═══ Input
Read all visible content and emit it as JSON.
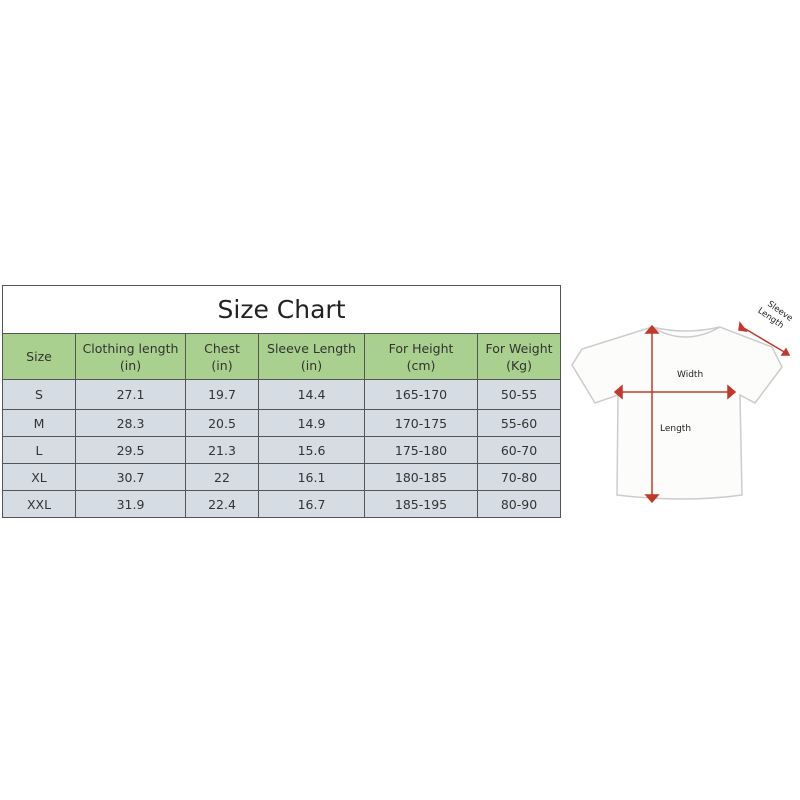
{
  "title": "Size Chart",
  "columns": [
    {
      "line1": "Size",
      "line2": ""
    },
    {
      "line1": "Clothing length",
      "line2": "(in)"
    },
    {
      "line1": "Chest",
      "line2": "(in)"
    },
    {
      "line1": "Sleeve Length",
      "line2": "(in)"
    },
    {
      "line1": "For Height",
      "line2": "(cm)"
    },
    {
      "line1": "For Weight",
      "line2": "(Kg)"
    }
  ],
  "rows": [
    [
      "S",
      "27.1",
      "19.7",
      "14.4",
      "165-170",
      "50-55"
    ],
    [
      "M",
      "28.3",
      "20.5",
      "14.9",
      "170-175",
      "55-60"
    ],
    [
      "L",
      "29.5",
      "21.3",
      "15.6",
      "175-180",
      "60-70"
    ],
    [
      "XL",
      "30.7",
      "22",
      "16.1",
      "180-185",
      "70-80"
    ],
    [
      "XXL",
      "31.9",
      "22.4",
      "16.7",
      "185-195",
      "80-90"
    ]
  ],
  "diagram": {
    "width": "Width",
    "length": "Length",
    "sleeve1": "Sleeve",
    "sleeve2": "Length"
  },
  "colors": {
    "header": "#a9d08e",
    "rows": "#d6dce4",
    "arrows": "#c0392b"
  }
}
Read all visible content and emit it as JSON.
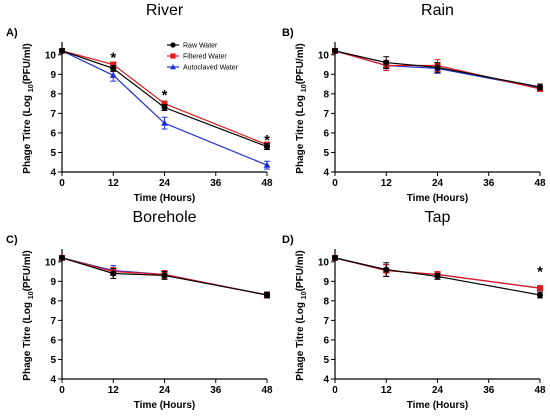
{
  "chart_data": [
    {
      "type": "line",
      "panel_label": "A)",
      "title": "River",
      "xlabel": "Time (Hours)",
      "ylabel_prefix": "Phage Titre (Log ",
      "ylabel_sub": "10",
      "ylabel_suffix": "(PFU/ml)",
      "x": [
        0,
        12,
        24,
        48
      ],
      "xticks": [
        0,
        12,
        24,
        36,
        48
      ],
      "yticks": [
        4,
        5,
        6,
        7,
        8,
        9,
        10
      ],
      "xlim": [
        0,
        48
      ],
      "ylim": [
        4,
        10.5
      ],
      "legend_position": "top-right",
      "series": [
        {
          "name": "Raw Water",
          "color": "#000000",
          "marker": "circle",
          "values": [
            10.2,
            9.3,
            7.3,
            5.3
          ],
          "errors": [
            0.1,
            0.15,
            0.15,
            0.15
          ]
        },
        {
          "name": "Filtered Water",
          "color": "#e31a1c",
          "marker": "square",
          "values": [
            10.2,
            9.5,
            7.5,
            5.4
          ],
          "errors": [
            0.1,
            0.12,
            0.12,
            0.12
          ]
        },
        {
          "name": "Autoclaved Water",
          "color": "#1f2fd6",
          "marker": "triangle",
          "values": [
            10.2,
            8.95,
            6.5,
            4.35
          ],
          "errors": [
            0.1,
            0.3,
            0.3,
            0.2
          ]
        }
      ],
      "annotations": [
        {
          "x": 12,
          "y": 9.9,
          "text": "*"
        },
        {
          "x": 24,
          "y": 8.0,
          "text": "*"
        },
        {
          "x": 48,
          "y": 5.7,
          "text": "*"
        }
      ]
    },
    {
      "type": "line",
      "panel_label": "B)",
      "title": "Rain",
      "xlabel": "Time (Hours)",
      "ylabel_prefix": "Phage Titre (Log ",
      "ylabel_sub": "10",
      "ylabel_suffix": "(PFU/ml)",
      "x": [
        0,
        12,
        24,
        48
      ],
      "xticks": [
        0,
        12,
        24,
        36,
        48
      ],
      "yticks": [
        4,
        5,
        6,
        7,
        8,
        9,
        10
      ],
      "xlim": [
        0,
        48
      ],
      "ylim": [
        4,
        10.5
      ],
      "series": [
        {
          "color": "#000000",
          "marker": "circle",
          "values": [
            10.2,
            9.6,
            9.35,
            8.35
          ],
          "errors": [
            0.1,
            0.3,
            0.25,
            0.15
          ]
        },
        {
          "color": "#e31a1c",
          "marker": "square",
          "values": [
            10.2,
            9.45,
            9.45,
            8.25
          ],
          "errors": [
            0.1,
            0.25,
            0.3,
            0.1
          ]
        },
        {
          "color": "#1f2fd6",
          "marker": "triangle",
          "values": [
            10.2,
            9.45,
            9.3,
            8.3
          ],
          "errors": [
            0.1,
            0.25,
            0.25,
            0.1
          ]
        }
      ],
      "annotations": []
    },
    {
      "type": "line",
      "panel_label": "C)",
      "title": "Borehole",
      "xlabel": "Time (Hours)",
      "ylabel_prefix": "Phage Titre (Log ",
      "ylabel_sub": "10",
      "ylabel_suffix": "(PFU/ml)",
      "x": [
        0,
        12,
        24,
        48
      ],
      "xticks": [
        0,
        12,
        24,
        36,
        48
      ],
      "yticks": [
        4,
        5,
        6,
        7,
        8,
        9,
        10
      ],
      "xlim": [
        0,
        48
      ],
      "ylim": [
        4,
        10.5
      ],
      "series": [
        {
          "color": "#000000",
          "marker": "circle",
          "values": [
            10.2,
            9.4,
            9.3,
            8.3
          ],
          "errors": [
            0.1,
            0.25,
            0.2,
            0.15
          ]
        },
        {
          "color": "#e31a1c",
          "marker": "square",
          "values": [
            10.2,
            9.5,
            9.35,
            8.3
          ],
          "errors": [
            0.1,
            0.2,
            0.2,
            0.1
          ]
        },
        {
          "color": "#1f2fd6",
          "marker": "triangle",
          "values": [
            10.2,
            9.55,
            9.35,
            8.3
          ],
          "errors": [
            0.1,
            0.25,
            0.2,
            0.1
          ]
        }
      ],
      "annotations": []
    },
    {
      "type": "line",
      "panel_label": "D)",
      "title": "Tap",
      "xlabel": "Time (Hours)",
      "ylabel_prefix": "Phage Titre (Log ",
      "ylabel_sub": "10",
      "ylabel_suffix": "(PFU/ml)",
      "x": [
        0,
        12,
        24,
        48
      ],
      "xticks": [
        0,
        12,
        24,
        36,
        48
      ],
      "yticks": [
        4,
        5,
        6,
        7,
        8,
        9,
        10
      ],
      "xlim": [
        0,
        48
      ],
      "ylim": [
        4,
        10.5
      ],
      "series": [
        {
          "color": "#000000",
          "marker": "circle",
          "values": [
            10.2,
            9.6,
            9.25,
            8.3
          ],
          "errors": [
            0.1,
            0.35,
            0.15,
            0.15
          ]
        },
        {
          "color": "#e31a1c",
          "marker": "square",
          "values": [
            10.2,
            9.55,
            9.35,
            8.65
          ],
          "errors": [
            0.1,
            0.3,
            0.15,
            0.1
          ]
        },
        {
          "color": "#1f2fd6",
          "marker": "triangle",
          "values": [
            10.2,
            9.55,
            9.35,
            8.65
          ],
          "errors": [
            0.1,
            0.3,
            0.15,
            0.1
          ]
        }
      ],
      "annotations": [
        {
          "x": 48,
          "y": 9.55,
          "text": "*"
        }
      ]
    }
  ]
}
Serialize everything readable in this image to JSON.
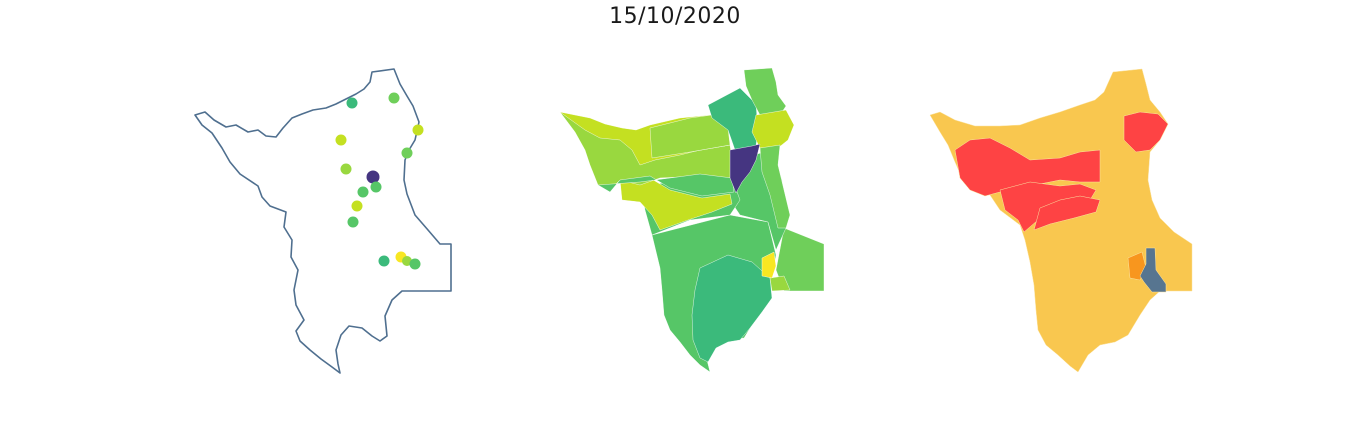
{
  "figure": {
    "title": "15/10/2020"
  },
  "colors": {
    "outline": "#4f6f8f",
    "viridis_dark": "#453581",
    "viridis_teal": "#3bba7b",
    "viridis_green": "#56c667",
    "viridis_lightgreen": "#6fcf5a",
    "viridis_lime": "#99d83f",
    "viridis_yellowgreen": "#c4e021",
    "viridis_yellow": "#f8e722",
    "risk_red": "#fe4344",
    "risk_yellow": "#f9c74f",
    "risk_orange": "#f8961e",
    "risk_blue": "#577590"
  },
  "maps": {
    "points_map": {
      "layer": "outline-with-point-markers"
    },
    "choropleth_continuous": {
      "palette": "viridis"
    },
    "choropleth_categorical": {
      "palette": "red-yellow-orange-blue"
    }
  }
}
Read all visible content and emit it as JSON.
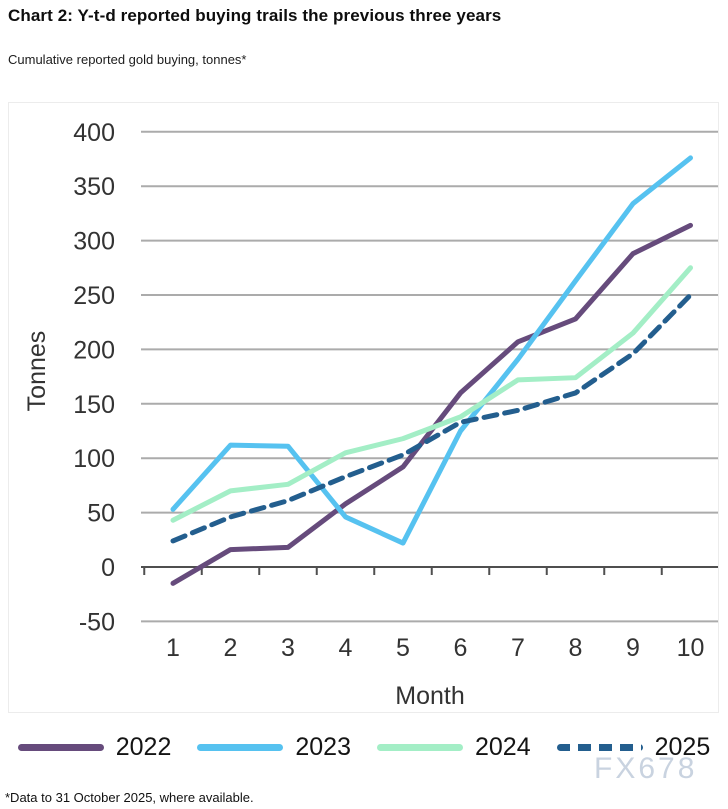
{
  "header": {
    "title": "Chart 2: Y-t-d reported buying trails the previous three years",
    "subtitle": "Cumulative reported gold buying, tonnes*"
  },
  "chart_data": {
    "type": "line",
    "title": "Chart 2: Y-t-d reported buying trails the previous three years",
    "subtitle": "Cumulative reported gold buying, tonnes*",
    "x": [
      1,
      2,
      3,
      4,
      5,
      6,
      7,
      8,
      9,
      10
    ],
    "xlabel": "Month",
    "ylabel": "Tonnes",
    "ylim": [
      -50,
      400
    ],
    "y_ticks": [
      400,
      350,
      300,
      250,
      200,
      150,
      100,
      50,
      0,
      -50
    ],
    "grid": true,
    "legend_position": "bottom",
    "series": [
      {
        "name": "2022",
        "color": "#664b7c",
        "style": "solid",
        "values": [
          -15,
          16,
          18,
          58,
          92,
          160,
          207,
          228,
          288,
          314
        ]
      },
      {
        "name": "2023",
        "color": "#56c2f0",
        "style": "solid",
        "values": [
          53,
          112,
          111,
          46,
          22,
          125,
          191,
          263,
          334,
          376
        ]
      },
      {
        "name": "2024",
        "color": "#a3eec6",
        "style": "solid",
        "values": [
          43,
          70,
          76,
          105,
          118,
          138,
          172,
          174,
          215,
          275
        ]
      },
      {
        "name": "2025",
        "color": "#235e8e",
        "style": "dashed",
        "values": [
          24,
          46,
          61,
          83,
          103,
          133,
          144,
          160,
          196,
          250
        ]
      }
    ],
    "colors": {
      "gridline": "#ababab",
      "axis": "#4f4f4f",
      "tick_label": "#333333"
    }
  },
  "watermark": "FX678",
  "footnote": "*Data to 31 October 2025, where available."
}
══════
**Description of the task:** Identify the lines of the entries containing the string "gold". Copy each such line.

**The response:**
    "subtitle": "Cumulative reported gold buying, tonnes*"
    "subtitle": "Cumulative reported gold buying, tonnes*",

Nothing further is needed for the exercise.